### Provided passage:
------------

A caldarium (also called a calidarium, cella caldaria or cella coctilium) was a room with a hot plunge bath, used in a Roman bath complex.
The boiler supplying hot water to a baths complex was also called caldarium.

This was a very hot and steamy room heated by a hypocaust, an underfloor heating system using tunnels with hot air, heated by a furnace tended by slaves. It was also the hottest room in the regular sequence of bathing rooms; after the caldarium, bathers would progress back through the tepidarium to the frigidarium.

A caldarium in both public and private baths followed a common plan which had three main parts. The common arrangement would include a warm-water bath -- usually called alveus, but also referred to as piscina calida or solium -- sunk into the floor, a semicircular alcove -- laconicum -- where bathers would sit in order to induce sweating, and in the middle of the room a vacant space -- sudatorium or sudatio -- meant for physical exercise before going to sit in laconicum.

------------

Document structure recognition data
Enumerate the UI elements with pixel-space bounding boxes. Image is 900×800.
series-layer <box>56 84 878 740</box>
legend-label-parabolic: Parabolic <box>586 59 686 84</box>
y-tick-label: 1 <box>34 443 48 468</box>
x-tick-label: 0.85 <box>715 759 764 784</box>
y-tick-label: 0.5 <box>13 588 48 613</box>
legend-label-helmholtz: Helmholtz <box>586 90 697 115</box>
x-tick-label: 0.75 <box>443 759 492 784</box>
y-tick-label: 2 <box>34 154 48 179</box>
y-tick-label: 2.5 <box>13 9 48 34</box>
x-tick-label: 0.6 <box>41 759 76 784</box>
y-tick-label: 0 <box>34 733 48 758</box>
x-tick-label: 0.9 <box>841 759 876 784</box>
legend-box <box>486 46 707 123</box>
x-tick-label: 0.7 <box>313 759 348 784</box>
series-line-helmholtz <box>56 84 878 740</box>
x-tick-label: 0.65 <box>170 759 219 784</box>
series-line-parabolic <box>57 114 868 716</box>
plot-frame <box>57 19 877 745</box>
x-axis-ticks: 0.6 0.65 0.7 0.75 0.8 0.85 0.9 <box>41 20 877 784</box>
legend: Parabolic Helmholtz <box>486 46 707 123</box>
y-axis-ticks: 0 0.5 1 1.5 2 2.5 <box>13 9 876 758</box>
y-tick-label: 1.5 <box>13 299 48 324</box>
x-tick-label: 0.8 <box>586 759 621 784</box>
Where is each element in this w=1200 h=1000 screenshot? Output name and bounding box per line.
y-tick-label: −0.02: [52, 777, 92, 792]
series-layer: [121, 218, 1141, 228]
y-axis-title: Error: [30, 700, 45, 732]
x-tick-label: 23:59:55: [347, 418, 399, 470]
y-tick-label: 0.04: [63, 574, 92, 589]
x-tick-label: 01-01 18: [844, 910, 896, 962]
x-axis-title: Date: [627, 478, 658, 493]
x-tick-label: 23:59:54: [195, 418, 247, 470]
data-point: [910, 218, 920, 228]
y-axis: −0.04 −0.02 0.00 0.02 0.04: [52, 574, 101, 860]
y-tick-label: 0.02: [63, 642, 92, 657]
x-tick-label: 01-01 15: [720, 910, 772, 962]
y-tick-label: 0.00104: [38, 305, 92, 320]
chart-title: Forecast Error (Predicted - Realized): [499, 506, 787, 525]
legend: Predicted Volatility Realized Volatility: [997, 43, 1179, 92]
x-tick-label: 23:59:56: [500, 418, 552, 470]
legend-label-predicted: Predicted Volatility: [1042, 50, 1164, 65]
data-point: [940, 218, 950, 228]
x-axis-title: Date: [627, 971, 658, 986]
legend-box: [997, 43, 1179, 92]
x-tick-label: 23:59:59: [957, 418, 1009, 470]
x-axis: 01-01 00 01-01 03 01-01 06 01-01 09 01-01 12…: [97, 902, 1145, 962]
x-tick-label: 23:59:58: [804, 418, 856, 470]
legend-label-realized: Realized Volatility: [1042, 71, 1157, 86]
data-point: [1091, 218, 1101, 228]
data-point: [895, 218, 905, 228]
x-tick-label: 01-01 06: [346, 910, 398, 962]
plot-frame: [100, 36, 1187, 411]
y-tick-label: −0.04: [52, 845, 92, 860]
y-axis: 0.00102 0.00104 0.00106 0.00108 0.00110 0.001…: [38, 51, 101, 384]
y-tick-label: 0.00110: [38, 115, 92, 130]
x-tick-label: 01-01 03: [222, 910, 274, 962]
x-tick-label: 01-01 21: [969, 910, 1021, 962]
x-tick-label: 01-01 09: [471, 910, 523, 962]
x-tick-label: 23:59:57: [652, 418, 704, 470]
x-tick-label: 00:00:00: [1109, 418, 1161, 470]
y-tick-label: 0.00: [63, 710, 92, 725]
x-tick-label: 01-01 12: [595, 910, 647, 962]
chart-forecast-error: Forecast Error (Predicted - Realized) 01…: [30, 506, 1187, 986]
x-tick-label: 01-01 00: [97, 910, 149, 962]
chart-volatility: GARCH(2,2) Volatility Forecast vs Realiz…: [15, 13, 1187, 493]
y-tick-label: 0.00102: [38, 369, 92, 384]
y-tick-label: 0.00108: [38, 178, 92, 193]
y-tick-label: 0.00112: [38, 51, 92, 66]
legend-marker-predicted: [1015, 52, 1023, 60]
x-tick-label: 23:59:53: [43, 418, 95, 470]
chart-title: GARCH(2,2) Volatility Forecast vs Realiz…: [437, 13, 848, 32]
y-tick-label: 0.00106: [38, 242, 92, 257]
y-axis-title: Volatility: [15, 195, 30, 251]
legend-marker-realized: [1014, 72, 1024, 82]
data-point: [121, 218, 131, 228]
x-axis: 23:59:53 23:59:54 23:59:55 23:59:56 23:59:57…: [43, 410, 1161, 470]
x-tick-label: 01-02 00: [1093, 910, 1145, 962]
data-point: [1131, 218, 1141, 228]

------------

### Instructions:
**1)** Reproduce verbatim the stretch of the text on the caldarium from "A caldarium (also" through "to the frigidarium.".
**2)** According to the text on the caldarium, what was the semicircular alcove where bathers sat to induce sweating called?
**3)** Carry on the text on the caldarium from the point where it ends.

### Activity answers:
**1)**
A caldarium (also called a calidarium, cella caldaria or cella coctilium) was a room with a hot plunge bath, used in a Roman bath complex.
The boiler supplying hot water to a baths complex was also called caldarium.

This was a very hot and steamy room heated by a hypocaust, an underfloor heating system using tunnels with hot air, heated by a furnace tended by slaves. It was also the hottest room in the regular sequence of bathing rooms; after the caldarium, bathers would progress back through the tepidarium to the frigidarium.

**2)** It was called the laconicum.

**3)**
The bath's patrons would use olive oil to cleanse themselves by applying it to their bodies and using a strigil to remove the excess. This was sometimes left on the floor for the slaves to pick up or put back in the pot for the women to use for their hair.

The temperature of the caldarium is not known exactly. However, a floor surface temperature above 41–42 C would have been uncomfortable to stand on with bare feet.